[Extracted data entries]
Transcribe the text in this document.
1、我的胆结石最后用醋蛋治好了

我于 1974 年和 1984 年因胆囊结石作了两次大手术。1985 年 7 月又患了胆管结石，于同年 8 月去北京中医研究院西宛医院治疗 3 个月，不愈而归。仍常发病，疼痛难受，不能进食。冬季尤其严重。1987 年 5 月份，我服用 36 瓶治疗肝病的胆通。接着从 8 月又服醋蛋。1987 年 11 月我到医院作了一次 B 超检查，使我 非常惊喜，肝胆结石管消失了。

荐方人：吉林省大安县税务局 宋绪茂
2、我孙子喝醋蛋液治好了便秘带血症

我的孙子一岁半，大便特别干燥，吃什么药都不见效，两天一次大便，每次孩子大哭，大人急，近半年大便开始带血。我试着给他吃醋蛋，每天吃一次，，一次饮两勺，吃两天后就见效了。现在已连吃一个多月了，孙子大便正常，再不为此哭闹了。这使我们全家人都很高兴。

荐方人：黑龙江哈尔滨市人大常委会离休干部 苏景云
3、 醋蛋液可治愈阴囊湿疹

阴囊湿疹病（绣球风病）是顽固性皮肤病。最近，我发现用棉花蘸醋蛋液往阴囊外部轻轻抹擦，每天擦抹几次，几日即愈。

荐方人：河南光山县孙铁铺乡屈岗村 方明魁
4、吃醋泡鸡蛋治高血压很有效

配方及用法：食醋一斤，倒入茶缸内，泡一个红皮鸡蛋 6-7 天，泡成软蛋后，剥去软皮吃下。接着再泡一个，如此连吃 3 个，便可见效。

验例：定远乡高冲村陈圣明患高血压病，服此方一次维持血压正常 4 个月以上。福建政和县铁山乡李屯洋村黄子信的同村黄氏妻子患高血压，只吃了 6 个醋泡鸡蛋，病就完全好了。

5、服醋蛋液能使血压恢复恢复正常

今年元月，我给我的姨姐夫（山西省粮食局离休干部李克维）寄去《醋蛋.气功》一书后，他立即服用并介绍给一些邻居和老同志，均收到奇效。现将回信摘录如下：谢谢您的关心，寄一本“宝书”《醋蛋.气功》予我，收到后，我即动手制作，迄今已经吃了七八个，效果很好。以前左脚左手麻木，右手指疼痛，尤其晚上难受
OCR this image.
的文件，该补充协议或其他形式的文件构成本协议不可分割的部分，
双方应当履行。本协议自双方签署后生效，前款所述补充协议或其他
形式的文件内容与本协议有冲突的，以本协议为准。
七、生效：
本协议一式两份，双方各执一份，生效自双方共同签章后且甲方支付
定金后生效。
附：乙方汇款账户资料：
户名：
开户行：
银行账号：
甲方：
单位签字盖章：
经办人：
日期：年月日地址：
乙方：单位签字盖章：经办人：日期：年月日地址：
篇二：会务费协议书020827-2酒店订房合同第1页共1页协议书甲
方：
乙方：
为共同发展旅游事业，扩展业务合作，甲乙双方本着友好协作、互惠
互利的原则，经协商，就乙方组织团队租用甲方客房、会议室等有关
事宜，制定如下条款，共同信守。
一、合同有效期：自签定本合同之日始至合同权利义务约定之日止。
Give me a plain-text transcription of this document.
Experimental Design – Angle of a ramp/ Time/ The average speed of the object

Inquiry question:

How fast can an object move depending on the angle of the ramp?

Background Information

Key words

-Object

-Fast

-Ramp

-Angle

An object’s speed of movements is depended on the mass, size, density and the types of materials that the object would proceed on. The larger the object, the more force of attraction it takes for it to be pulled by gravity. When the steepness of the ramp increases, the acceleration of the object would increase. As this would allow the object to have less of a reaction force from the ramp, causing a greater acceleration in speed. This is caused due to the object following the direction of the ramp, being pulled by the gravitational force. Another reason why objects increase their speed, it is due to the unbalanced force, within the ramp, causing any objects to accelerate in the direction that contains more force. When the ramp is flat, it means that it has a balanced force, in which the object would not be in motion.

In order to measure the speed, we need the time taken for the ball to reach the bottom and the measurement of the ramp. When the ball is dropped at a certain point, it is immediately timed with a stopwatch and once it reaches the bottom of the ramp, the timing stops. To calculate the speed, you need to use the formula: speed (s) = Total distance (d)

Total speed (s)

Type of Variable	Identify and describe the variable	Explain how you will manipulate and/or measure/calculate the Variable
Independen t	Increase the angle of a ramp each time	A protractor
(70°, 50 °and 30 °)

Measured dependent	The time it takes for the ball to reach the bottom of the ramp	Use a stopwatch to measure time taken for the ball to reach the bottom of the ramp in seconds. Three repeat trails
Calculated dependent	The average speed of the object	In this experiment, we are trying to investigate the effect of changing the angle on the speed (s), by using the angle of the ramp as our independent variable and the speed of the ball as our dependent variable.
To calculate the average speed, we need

• _Set task_
Go through the lines above. Select every one that has the string "text".

• _Worked solution_
Transcribe the text in this document.
Give me a plain-text transcription of this document.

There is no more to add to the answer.